Prompt: Repeat each record exactly as written, and drop any images.

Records
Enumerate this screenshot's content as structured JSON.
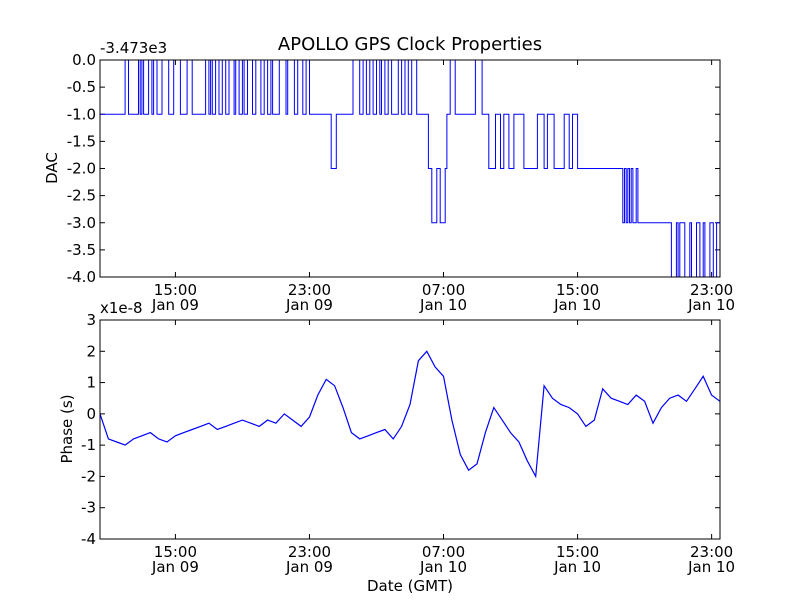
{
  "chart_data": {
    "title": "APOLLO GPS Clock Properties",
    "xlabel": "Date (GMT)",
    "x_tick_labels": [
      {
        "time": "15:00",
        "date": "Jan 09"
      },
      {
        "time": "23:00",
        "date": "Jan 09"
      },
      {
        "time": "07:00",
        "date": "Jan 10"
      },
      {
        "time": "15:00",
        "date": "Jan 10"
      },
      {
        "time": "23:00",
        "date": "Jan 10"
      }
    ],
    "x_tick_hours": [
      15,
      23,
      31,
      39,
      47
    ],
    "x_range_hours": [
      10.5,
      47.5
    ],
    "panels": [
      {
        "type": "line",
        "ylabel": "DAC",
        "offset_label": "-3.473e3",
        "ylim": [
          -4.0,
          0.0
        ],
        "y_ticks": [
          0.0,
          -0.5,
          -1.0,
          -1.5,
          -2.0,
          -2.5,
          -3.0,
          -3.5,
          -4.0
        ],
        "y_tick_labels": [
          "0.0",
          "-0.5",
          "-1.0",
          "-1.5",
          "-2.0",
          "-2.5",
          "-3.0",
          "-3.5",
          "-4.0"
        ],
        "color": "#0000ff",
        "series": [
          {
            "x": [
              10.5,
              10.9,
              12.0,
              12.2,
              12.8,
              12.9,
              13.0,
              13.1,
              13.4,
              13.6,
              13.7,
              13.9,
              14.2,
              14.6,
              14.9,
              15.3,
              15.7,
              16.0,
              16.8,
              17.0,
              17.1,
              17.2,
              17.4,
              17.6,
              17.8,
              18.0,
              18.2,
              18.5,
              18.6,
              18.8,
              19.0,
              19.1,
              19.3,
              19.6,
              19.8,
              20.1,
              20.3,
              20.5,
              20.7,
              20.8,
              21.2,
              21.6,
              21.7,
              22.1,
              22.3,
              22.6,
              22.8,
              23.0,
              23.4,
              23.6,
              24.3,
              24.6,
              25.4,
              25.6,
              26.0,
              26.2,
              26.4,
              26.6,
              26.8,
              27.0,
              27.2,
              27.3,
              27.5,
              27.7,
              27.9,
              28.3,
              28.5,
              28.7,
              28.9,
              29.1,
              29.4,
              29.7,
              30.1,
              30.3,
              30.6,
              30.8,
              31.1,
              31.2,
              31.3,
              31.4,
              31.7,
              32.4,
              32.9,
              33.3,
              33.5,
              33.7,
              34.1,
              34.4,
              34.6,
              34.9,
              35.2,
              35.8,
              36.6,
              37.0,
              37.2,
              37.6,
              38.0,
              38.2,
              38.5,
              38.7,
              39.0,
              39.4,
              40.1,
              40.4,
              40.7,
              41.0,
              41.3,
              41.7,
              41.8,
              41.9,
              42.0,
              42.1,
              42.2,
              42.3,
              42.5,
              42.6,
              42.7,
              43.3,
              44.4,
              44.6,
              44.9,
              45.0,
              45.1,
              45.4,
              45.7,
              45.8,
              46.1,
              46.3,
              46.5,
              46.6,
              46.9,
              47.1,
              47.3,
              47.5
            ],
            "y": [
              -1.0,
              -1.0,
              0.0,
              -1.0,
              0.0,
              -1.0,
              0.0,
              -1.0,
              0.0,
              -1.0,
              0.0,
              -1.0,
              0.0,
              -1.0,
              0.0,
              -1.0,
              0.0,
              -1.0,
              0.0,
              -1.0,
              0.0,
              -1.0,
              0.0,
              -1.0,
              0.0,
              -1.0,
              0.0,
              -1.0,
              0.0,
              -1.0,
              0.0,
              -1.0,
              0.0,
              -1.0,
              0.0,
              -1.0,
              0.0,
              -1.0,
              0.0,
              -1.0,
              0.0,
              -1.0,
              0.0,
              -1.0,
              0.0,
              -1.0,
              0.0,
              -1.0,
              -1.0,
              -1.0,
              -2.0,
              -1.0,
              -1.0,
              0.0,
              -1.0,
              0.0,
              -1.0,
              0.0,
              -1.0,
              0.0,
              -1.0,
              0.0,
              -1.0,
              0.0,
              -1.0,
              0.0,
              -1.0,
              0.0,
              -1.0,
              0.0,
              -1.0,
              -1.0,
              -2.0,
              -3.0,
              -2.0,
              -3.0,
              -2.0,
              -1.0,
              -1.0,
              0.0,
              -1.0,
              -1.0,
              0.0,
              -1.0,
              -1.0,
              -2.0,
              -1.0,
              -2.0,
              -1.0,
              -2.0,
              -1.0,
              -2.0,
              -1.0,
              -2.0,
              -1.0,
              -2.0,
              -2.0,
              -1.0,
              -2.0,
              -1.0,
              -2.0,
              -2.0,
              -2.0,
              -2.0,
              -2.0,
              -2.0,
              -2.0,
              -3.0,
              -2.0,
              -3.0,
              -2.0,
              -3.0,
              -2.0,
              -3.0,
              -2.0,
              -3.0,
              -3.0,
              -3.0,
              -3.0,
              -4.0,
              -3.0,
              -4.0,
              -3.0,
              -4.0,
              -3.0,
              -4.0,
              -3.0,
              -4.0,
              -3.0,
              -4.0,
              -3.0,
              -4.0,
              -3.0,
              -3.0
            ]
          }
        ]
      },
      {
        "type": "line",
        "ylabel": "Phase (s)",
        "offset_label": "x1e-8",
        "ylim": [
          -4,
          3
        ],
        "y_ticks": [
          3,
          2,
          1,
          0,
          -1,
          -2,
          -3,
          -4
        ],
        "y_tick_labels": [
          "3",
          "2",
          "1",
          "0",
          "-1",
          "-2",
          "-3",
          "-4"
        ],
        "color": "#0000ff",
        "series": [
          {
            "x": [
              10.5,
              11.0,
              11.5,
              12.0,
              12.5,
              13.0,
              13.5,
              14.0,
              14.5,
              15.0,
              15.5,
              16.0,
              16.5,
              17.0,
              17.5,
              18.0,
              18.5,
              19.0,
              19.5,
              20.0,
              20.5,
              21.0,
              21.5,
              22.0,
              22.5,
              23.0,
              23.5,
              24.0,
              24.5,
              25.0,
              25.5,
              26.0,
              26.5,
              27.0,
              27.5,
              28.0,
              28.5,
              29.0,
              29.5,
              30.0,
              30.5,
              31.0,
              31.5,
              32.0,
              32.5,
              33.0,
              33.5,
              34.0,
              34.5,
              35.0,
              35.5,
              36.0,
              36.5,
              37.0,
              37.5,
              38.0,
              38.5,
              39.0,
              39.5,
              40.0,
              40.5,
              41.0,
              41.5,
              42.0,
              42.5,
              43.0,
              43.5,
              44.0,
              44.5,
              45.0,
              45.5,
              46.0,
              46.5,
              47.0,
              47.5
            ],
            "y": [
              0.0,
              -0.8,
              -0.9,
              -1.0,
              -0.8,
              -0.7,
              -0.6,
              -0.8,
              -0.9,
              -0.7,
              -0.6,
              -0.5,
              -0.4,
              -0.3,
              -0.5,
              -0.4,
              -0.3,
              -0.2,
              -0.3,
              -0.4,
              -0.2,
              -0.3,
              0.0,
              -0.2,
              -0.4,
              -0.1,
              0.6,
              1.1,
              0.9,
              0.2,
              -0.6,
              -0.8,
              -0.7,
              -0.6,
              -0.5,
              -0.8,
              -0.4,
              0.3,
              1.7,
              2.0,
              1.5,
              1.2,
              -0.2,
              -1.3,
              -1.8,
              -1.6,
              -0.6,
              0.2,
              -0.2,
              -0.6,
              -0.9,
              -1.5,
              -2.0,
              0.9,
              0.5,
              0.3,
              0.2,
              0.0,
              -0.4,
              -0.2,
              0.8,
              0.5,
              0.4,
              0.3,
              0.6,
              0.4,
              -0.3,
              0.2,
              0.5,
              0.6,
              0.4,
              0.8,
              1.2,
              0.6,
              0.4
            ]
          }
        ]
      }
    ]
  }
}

Response:
Enumerate this screenshot's content as structured JSON.
{
  "chart_data": {
    "title": "APOLLO GPS Clock Properties",
    "xlabel": "Date (GMT)",
    "x_tick_labels": [
      {
        "time": "15:00",
        "date": "Jan 09"
      },
      {
        "time": "23:00",
        "date": "Jan 09"
      },
      {
        "time": "07:00",
        "date": "Jan 10"
      },
      {
        "time": "15:00",
        "date": "Jan 10"
      },
      {
        "time": "23:00",
        "date": "Jan 10"
      }
    ],
    "x_tick_hours": [
      15,
      23,
      31,
      39,
      47
    ],
    "x_range_hours": [
      10.5,
      47.5
    ],
    "panels": [
      {
        "type": "line",
        "ylabel": "DAC",
        "offset_label": "-3.473e3",
        "ylim": [
          -4.0,
          0.0
        ],
        "y_ticks": [
          0.0,
          -0.5,
          -1.0,
          -1.5,
          -2.0,
          -2.5,
          -3.0,
          -3.5,
          -4.0
        ],
        "y_tick_labels": [
          "0.0",
          "-0.5",
          "-1.0",
          "-1.5",
          "-2.0",
          "-2.5",
          "-3.0",
          "-3.5",
          "-4.0"
        ],
        "color": "#0000ff",
        "series": [
          {
            "x": [
              10.5,
              10.9,
              12.0,
              12.2,
              12.8,
              12.9,
              13.0,
              13.1,
              13.4,
              13.6,
              13.7,
              13.9,
              14.2,
              14.6,
              14.9,
              15.3,
              15.7,
              16.0,
              16.8,
              17.0,
              17.1,
              17.2,
              17.4,
              17.6,
              17.8,
              18.0,
              18.2,
              18.5,
              18.6,
              18.8,
              19.0,
              19.1,
              19.3,
              19.6,
              19.8,
              20.1,
              20.3,
              20.5,
              20.7,
              20.8,
              21.2,
              21.6,
              21.7,
              22.1,
              22.3,
              22.6,
              22.8,
              23.0,
              23.4,
              23.6,
              24.3,
              24.6,
              25.4,
              25.6,
              26.0,
              26.2,
              26.4,
              26.6,
              26.8,
              27.0,
              27.2,
              27.3,
              27.5,
              27.7,
              27.9,
              28.3,
              28.5,
              28.7,
              28.9,
              29.1,
              29.4,
              29.7,
              30.1,
              30.3,
              30.6,
              30.8,
              31.1,
              31.2,
              31.3,
              31.4,
              31.7,
              32.4,
              32.9,
              33.3,
              33.5,
              33.7,
              34.1,
              34.4,
              34.6,
              34.9,
              35.2,
              35.8,
              36.6,
              37.0,
              37.2,
              37.6,
              38.0,
              38.2,
              38.5,
              38.7,
              39.0,
              39.4,
              40.1,
              40.4,
              40.7,
              41.0,
              41.3,
              41.7,
              41.8,
              41.9,
              42.0,
              42.1,
              42.2,
              42.3,
              42.5,
              42.6,
              42.7,
              43.3,
              44.4,
              44.6,
              44.9,
              45.0,
              45.1,
              45.4,
              45.7,
              45.8,
              46.1,
              46.3,
              46.5,
              46.6,
              46.9,
              47.1,
              47.3,
              47.5
            ],
            "y": [
              -1.0,
              -1.0,
              0.0,
              -1.0,
              0.0,
              -1.0,
              0.0,
              -1.0,
              0.0,
              -1.0,
              0.0,
              -1.0,
              0.0,
              -1.0,
              0.0,
              -1.0,
              0.0,
              -1.0,
              0.0,
              -1.0,
              0.0,
              -1.0,
              0.0,
              -1.0,
              0.0,
              -1.0,
              0.0,
              -1.0,
              0.0,
              -1.0,
              0.0,
              -1.0,
              0.0,
              -1.0,
              0.0,
              -1.0,
              0.0,
              -1.0,
              0.0,
              -1.0,
              0.0,
              -1.0,
              0.0,
              -1.0,
              0.0,
              -1.0,
              0.0,
              -1.0,
              -1.0,
              -1.0,
              -2.0,
              -1.0,
              -1.0,
              0.0,
              -1.0,
              0.0,
              -1.0,
              0.0,
              -1.0,
              0.0,
              -1.0,
              0.0,
              -1.0,
              0.0,
              -1.0,
              0.0,
              -1.0,
              0.0,
              -1.0,
              0.0,
              -1.0,
              -1.0,
              -2.0,
              -3.0,
              -2.0,
              -3.0,
              -2.0,
              -1.0,
              -1.0,
              0.0,
              -1.0,
              -1.0,
              0.0,
              -1.0,
              -1.0,
              -2.0,
              -1.0,
              -2.0,
              -1.0,
              -2.0,
              -1.0,
              -2.0,
              -1.0,
              -2.0,
              -1.0,
              -2.0,
              -2.0,
              -1.0,
              -2.0,
              -1.0,
              -2.0,
              -2.0,
              -2.0,
              -2.0,
              -2.0,
              -2.0,
              -2.0,
              -3.0,
              -2.0,
              -3.0,
              -2.0,
              -3.0,
              -2.0,
              -3.0,
              -2.0,
              -3.0,
              -3.0,
              -3.0,
              -3.0,
              -4.0,
              -3.0,
              -4.0,
              -3.0,
              -4.0,
              -3.0,
              -4.0,
              -3.0,
              -4.0,
              -3.0,
              -4.0,
              -3.0,
              -4.0,
              -3.0,
              -3.0
            ]
          }
        ]
      },
      {
        "type": "line",
        "ylabel": "Phase (s)",
        "offset_label": "x1e-8",
        "ylim": [
          -4,
          3
        ],
        "y_ticks": [
          3,
          2,
          1,
          0,
          -1,
          -2,
          -3,
          -4
        ],
        "y_tick_labels": [
          "3",
          "2",
          "1",
          "0",
          "-1",
          "-2",
          "-3",
          "-4"
        ],
        "color": "#0000ff",
        "series": [
          {
            "x": [
              10.5,
              11.0,
              11.5,
              12.0,
              12.5,
              13.0,
              13.5,
              14.0,
              14.5,
              15.0,
              15.5,
              16.0,
              16.5,
              17.0,
              17.5,
              18.0,
              18.5,
              19.0,
              19.5,
              20.0,
              20.5,
              21.0,
              21.5,
              22.0,
              22.5,
              23.0,
              23.5,
              24.0,
              24.5,
              25.0,
              25.5,
              26.0,
              26.5,
              27.0,
              27.5,
              28.0,
              28.5,
              29.0,
              29.5,
              30.0,
              30.5,
              31.0,
              31.5,
              32.0,
              32.5,
              33.0,
              33.5,
              34.0,
              34.5,
              35.0,
              35.5,
              36.0,
              36.5,
              37.0,
              37.5,
              38.0,
              38.5,
              39.0,
              39.5,
              40.0,
              40.5,
              41.0,
              41.5,
              42.0,
              42.5,
              43.0,
              43.5,
              44.0,
              44.5,
              45.0,
              45.5,
              46.0,
              46.5,
              47.0,
              47.5
            ],
            "y": [
              0.0,
              -0.8,
              -0.9,
              -1.0,
              -0.8,
              -0.7,
              -0.6,
              -0.8,
              -0.9,
              -0.7,
              -0.6,
              -0.5,
              -0.4,
              -0.3,
              -0.5,
              -0.4,
              -0.3,
              -0.2,
              -0.3,
              -0.4,
              -0.2,
              -0.3,
              0.0,
              -0.2,
              -0.4,
              -0.1,
              0.6,
              1.1,
              0.9,
              0.2,
              -0.6,
              -0.8,
              -0.7,
              -0.6,
              -0.5,
              -0.8,
              -0.4,
              0.3,
              1.7,
              2.0,
              1.5,
              1.2,
              -0.2,
              -1.3,
              -1.8,
              -1.6,
              -0.6,
              0.2,
              -0.2,
              -0.6,
              -0.9,
              -1.5,
              -2.0,
              0.9,
              0.5,
              0.3,
              0.2,
              0.0,
              -0.4,
              -0.2,
              0.8,
              0.5,
              0.4,
              0.3,
              0.6,
              0.4,
              -0.3,
              0.2,
              0.5,
              0.6,
              0.4,
              0.8,
              1.2,
              0.6,
              0.4
            ]
          }
        ]
      }
    ]
  }
}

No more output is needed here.